> [Exercise objective]:
All of the data below should be written out exactly.

> [Provided material]:
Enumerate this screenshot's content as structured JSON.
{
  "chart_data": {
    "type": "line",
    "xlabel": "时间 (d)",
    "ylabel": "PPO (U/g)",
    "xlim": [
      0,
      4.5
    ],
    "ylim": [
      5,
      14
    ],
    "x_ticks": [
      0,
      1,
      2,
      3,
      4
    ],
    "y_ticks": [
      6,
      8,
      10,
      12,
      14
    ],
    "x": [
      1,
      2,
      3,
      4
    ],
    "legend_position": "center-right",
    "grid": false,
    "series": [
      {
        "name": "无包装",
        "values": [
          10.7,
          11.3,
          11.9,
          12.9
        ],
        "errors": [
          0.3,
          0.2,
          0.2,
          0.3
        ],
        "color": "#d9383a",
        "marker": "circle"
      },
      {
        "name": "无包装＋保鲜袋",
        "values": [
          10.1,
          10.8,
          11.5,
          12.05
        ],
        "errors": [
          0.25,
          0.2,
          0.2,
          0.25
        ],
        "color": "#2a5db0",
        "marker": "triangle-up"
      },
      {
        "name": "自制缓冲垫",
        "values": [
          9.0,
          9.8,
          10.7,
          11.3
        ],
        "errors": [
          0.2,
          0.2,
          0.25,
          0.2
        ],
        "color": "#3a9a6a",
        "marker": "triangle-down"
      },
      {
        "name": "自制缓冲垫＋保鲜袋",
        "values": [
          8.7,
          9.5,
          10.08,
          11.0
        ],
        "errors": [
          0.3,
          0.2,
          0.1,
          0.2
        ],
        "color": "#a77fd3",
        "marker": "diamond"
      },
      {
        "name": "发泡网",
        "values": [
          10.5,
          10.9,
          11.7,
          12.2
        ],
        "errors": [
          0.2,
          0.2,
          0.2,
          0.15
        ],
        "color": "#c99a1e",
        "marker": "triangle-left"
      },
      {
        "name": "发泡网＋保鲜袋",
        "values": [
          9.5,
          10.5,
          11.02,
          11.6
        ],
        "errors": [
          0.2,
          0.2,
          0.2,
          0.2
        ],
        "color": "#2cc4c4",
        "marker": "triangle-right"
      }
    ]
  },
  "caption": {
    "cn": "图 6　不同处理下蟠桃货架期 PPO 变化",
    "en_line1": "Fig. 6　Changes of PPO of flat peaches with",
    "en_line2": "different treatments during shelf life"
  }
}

> [Solution to the exercise]:
Enumerate this screenshot's content as structured JSON.
{
  "chart_data": {
    "type": "line",
    "xlabel": "时间 (d)",
    "ylabel": "PPO (U/g)",
    "xlim": [
      0,
      4.5
    ],
    "ylim": [
      5,
      14
    ],
    "x_ticks": [
      0,
      1,
      2,
      3,
      4
    ],
    "y_ticks": [
      6,
      8,
      10,
      12,
      14
    ],
    "x": [
      1,
      2,
      3,
      4
    ],
    "legend_position": "center-right",
    "grid": false,
    "series": [
      {
        "name": "无包装",
        "values": [
          10.7,
          11.3,
          11.9,
          12.9
        ],
        "errors": [
          0.3,
          0.2,
          0.2,
          0.3
        ],
        "color": "#d9383a",
        "marker": "circle"
      },
      {
        "name": "无包装＋保鲜袋",
        "values": [
          10.1,
          10.8,
          11.5,
          12.05
        ],
        "errors": [
          0.25,
          0.2,
          0.2,
          0.25
        ],
        "color": "#2a5db0",
        "marker": "triangle-up"
      },
      {
        "name": "自制缓冲垫",
        "values": [
          9.0,
          9.8,
          10.7,
          11.3
        ],
        "errors": [
          0.2,
          0.2,
          0.25,
          0.2
        ],
        "color": "#3a9a6a",
        "marker": "triangle-down"
      },
      {
        "name": "自制缓冲垫＋保鲜袋",
        "values": [
          8.7,
          9.5,
          10.08,
          11.0
        ],
        "errors": [
          0.3,
          0.2,
          0.1,
          0.2
        ],
        "color": "#a77fd3",
        "marker": "diamond"
      },
      {
        "name": "发泡网",
        "values": [
          10.5,
          10.9,
          11.7,
          12.2
        ],
        "errors": [
          0.2,
          0.2,
          0.2,
          0.15
        ],
        "color": "#c99a1e",
        "marker": "triangle-left"
      },
      {
        "name": "发泡网＋保鲜袋",
        "values": [
          9.5,
          10.5,
          11.02,
          11.6
        ],
        "errors": [
          0.2,
          0.2,
          0.2,
          0.2
        ],
        "color": "#2cc4c4",
        "marker": "triangle-right"
      }
    ]
  },
  "caption": {
    "cn": "图 6　不同处理下蟠桃货架期 PPO 变化",
    "en_line1": "Fig. 6　Changes of PPO of flat peaches with",
    "en_line2": "different treatments during shelf life"
  }
}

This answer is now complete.